Goal:
Reproduce the lines from the start of the records through the line containing "x-tick-label: Food enjoyment", including both ends.

Layout records:
——————————

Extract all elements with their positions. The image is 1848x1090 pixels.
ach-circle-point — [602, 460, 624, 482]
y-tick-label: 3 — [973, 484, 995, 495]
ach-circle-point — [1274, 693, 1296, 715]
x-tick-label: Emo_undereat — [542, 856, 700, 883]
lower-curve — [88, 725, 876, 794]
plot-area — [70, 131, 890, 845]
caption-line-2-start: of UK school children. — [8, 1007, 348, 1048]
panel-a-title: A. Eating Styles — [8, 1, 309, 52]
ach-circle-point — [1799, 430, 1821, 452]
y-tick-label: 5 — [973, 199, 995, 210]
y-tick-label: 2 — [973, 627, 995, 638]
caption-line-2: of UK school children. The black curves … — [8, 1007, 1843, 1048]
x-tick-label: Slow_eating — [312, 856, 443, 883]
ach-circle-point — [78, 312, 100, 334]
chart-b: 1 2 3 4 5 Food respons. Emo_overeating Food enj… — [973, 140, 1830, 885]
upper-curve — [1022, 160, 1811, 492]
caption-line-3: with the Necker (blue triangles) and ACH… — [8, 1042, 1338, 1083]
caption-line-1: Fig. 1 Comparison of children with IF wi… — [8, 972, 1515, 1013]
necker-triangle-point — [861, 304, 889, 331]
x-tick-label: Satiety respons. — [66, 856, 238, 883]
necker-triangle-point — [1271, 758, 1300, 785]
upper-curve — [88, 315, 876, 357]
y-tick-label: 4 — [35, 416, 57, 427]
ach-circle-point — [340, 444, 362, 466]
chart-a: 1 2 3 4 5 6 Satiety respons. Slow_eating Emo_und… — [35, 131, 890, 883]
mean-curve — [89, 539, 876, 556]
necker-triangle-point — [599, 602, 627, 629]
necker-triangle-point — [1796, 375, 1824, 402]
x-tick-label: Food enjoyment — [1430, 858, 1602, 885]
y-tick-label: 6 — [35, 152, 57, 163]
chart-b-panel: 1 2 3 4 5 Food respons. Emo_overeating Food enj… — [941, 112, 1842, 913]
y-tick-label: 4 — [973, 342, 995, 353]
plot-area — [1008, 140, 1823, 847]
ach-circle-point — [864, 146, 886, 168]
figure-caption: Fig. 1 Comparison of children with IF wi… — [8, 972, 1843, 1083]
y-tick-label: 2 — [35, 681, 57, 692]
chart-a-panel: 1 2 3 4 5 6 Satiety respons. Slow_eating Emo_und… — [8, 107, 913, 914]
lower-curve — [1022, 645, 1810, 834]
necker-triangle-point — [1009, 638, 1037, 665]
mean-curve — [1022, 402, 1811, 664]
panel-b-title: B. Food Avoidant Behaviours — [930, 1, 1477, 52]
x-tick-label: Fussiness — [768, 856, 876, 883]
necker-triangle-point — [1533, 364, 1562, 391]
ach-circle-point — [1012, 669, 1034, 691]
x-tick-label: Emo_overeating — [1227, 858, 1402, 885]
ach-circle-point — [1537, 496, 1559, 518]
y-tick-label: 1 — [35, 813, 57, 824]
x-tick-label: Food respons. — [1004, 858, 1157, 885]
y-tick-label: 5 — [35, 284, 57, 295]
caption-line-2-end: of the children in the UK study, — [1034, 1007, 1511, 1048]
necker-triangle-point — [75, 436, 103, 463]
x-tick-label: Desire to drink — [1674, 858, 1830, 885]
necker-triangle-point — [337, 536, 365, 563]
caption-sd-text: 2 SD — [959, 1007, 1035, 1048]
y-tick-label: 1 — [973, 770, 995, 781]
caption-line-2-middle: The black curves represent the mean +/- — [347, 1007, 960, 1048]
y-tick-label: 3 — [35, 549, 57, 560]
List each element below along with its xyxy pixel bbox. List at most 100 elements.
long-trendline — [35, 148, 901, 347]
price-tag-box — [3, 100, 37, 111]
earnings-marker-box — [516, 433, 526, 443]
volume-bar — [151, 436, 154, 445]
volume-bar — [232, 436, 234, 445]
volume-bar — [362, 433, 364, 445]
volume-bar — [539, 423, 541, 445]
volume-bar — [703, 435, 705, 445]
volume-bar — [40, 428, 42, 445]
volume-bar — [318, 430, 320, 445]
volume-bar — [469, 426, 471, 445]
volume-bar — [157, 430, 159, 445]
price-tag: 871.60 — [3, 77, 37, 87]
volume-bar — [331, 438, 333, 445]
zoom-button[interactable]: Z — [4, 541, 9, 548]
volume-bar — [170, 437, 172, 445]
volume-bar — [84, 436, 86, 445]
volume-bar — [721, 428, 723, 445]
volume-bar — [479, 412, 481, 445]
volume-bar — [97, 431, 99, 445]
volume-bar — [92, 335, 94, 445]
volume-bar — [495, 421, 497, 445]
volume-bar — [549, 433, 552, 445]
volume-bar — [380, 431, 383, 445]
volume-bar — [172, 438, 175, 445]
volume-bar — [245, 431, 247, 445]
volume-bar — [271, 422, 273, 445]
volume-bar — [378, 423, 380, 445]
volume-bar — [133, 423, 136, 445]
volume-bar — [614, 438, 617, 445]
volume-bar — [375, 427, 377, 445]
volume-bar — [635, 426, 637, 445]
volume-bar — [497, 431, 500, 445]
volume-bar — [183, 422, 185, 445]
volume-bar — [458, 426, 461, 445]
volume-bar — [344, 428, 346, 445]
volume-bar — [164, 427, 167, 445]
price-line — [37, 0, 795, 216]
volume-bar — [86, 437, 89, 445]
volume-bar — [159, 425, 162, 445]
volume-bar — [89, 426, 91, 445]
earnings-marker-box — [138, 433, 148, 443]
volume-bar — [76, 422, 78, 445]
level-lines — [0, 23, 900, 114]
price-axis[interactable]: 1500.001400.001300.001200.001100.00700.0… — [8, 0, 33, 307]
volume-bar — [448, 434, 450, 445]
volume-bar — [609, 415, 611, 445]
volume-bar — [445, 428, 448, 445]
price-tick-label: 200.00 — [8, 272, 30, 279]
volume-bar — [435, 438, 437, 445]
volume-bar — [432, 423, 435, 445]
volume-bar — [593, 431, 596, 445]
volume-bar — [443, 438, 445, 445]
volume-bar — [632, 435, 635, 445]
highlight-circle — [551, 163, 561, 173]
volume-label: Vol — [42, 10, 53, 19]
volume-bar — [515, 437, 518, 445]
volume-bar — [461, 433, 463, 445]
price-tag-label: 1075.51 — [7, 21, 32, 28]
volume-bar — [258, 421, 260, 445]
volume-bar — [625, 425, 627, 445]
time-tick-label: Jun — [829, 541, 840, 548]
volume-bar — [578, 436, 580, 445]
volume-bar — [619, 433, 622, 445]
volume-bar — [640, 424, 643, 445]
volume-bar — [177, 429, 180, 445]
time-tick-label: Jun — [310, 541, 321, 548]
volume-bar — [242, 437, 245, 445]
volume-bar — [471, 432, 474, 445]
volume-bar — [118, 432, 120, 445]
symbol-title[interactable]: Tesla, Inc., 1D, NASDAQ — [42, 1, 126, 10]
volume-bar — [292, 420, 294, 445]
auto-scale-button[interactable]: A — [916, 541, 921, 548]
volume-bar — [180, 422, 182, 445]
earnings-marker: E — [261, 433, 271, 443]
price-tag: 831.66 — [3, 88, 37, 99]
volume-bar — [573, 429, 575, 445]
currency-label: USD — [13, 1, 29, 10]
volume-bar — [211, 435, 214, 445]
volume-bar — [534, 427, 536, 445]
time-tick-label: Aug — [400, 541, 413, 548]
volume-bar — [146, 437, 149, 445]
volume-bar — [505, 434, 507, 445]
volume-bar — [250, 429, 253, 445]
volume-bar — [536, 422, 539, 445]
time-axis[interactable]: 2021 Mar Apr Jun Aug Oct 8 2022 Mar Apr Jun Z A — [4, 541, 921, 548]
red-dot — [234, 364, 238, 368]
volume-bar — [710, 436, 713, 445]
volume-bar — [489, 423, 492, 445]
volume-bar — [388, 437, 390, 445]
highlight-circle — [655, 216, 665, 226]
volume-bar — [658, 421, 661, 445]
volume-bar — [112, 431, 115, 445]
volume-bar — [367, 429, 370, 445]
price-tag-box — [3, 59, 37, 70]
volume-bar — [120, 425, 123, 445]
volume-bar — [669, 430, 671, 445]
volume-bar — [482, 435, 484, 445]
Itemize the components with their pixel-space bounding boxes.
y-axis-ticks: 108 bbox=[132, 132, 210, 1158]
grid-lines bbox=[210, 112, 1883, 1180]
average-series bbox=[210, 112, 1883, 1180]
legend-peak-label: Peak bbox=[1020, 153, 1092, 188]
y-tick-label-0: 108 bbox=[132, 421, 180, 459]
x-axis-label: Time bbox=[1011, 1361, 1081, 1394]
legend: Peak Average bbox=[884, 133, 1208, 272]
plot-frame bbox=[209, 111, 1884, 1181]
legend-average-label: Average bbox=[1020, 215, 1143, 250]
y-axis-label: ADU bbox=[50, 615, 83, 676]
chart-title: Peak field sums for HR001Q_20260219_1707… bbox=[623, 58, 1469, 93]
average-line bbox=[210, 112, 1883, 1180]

——————————

Answer to the exercise:
Extract all elements with their positions. The image is 1848x1090 pixels.
ach-circle-point — [602, 460, 624, 482]
y-tick-label: 3 — [973, 484, 995, 495]
ach-circle-point — [1274, 693, 1296, 715]
x-tick-label: Emo_undereat — [542, 856, 700, 883]
lower-curve — [88, 725, 876, 794]
plot-area — [70, 131, 890, 845]
caption-line-2-start: of UK school children. — [8, 1007, 348, 1048]
panel-a-title: A. Eating Styles — [8, 1, 309, 52]
ach-circle-point — [1799, 430, 1821, 452]
y-tick-label: 5 — [973, 199, 995, 210]
y-tick-label: 2 — [973, 627, 995, 638]
caption-line-2: of UK school children. The black curves … — [8, 1007, 1843, 1048]
x-tick-label: Slow_eating — [312, 856, 443, 883]
ach-circle-point — [78, 312, 100, 334]
chart-b: 1 2 3 4 5 Food respons. Emo_overeating Food enj… — [973, 140, 1830, 885]
upper-curve — [1022, 160, 1811, 492]
caption-line-3: with the Necker (blue triangles) and ACH… — [8, 1042, 1338, 1083]
caption-line-1: Fig. 1 Comparison of children with IF wi… — [8, 972, 1515, 1013]
necker-triangle-point — [861, 304, 889, 331]
x-tick-label: Satiety respons. — [66, 856, 238, 883]
necker-triangle-point — [1271, 758, 1300, 785]
upper-curve — [88, 315, 876, 357]
y-tick-label: 4 — [35, 416, 57, 427]
ach-circle-point — [340, 444, 362, 466]
chart-a: 1 2 3 4 5 6 Satiety respons. Slow_eating Emo_und… — [35, 131, 890, 883]
mean-curve — [89, 539, 876, 556]
necker-triangle-point — [599, 602, 627, 629]
necker-triangle-point — [1796, 375, 1824, 402]
x-tick-label: Food enjoyment — [1430, 858, 1602, 885]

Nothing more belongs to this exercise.